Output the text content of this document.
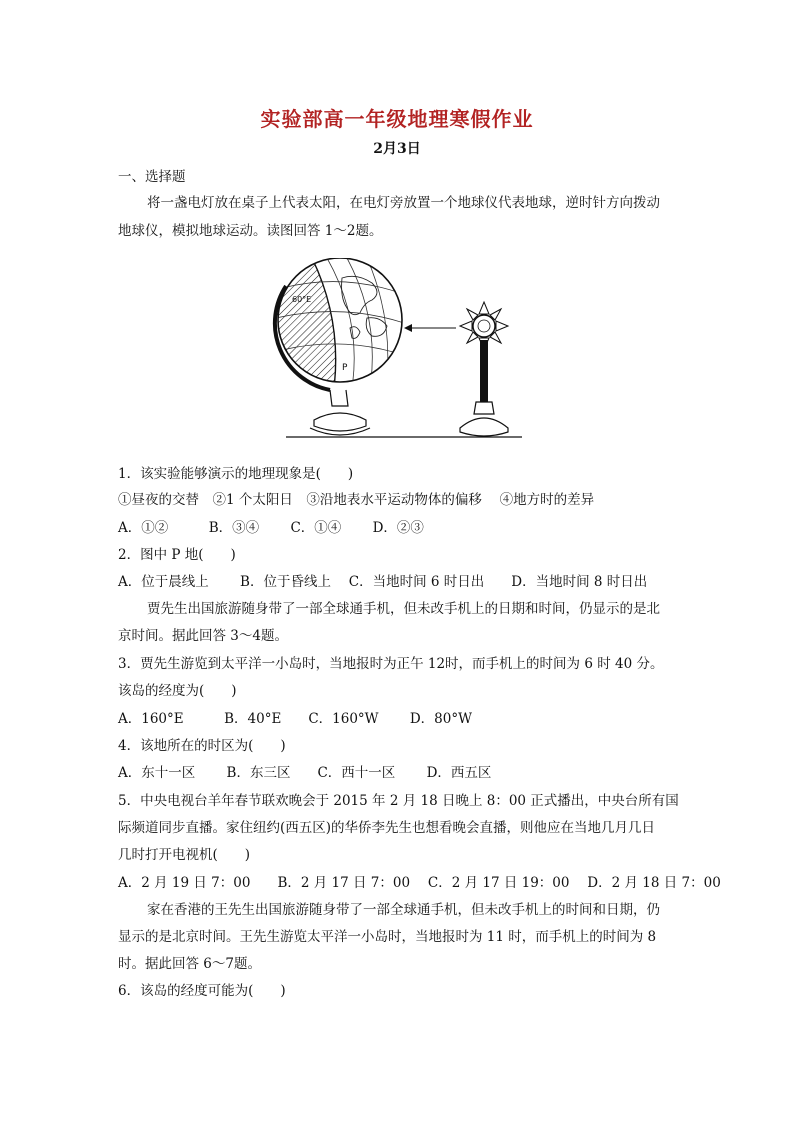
实验部高一年级地理寒假作业
2月3日
一、选择题
将一盏电灯放在桌子上代表太阳，在电灯旁放置一个地球仪代表地球，逆时针方向拨动
地球仪，模拟地球运动。读图回答 1～2题。
60°E
P
1．该实验能够演示的地理现象是(　　)
①昼夜的交替　②1 个太阳日　③沿地表水平运动物体的偏移　 ④地方时的差异
A．①②　　　B．③④　　 C．①④　　 D．②③
2．图中 P 地(　　)
A．位于晨线上　　 B．位于昏线上　 C．当地时间 6 时日出　　D．当地时间 8 时日出
贾先生出国旅游随身带了一部全球通手机，但未改手机上的日期和时间，仍显示的是北
京时间。据此回答 3～4题。
3．贾先生游览到太平洋一小岛时，当地报时为正午 12时，而手机上的时间为 6 时 40 分。
该岛的经度为(　　)
A．160°E　　　B．40°E　　C．160°W　　 D．80°W
4．该地所在的时区为(　　)
A．东十一区　　 B．东三区　　C．西十一区　　 D．西五区
5．中央电视台羊年春节联欢晚会于 2015 年 2 月 18 日晚上 8：00 正式播出，中央台所有国
际频道同步直播。家住纽约(西五区)的华侨李先生也想看晚会直播，则他应在当地几月几日
几时打开电视机(　　)
A．2 月 19 日 7：00　　B．2 月 17 日 7：00　 C．2 月 17 日 19：00　 D．2 月 18 日 7：00
家在香港的王先生出国旅游随身带了一部全球通手机，但未改手机上的时间和日期，仍
显示的是北京时间。王先生游览太平洋一小岛时，当地报时为 11 时，而手机上的时间为 8
时。据此回答 6～7题。
6．该岛的经度可能为(　　)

__WHAT YOU WILL DO__
Give only the number of lines that include the word "而手机上的时间为".

__EXERCISE ANSWER__
2